◆ **What to do**:
Copy the records below exactly as they appear.

== == ==

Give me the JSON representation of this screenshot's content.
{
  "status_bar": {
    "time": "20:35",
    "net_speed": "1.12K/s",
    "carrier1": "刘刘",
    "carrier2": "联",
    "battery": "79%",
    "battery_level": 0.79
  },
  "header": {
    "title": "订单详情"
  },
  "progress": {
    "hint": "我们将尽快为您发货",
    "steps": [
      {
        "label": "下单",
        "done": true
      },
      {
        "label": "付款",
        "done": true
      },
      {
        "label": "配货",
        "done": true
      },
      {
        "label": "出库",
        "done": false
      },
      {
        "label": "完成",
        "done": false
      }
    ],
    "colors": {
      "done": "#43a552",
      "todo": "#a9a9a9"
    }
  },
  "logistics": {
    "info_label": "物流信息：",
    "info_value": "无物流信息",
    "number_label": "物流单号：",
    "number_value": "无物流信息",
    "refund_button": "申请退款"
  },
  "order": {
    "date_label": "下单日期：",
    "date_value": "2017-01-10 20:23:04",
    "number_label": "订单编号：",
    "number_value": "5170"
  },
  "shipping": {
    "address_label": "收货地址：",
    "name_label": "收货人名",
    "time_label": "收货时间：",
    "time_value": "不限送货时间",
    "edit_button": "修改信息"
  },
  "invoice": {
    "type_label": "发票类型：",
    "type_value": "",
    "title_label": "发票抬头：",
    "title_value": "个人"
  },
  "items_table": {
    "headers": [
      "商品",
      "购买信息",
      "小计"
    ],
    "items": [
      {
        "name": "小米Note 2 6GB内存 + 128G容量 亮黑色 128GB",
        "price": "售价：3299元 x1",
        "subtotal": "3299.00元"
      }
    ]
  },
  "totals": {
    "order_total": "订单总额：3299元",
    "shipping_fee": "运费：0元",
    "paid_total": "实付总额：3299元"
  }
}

== == ==

◆ **Response below**:
Give me the JSON representation of this screenshot's content.
{
  "status_bar": {
    "time": "20:35",
    "net_speed": "1.12K/s",
    "carrier1": "刘刘",
    "carrier2": "联",
    "battery": "79%",
    "battery_level": 0.79
  },
  "header": {
    "title": "订单详情"
  },
  "progress": {
    "hint": "我们将尽快为您发货",
    "steps": [
      {
        "label": "下单",
        "done": true
      },
      {
        "label": "付款",
        "done": true
      },
      {
        "label": "配货",
        "done": true
      },
      {
        "label": "出库",
        "done": false
      },
      {
        "label": "完成",
        "done": false
      }
    ],
    "colors": {
      "done": "#43a552",
      "todo": "#a9a9a9"
    }
  },
  "logistics": {
    "info_label": "物流信息：",
    "info_value": "无物流信息",
    "number_label": "物流单号：",
    "number_value": "无物流信息",
    "refund_button": "申请退款"
  },
  "order": {
    "date_label": "下单日期：",
    "date_value": "2017-01-10 20:23:04",
    "number_label": "订单编号：",
    "number_value": "5170"
  },
  "shipping": {
    "address_label": "收货地址：",
    "name_label": "收货人名",
    "time_label": "收货时间：",
    "time_value": "不限送货时间",
    "edit_button": "修改信息"
  },
  "invoice": {
    "type_label": "发票类型：",
    "type_value": "",
    "title_label": "发票抬头：",
    "title_value": "个人"
  },
  "items_table": {
    "headers": [
      "商品",
      "购买信息",
      "小计"
    ],
    "items": [
      {
        "name": "小米Note 2 6GB内存 + 128G容量 亮黑色 128GB",
        "price": "售价：3299元 x1",
        "subtotal": "3299.00元"
      }
    ]
  },
  "totals": {
    "order_total": "订单总额：3299元",
    "shipping_fee": "运费：0元",
    "paid_total": "实付总额：3299元"
  }
}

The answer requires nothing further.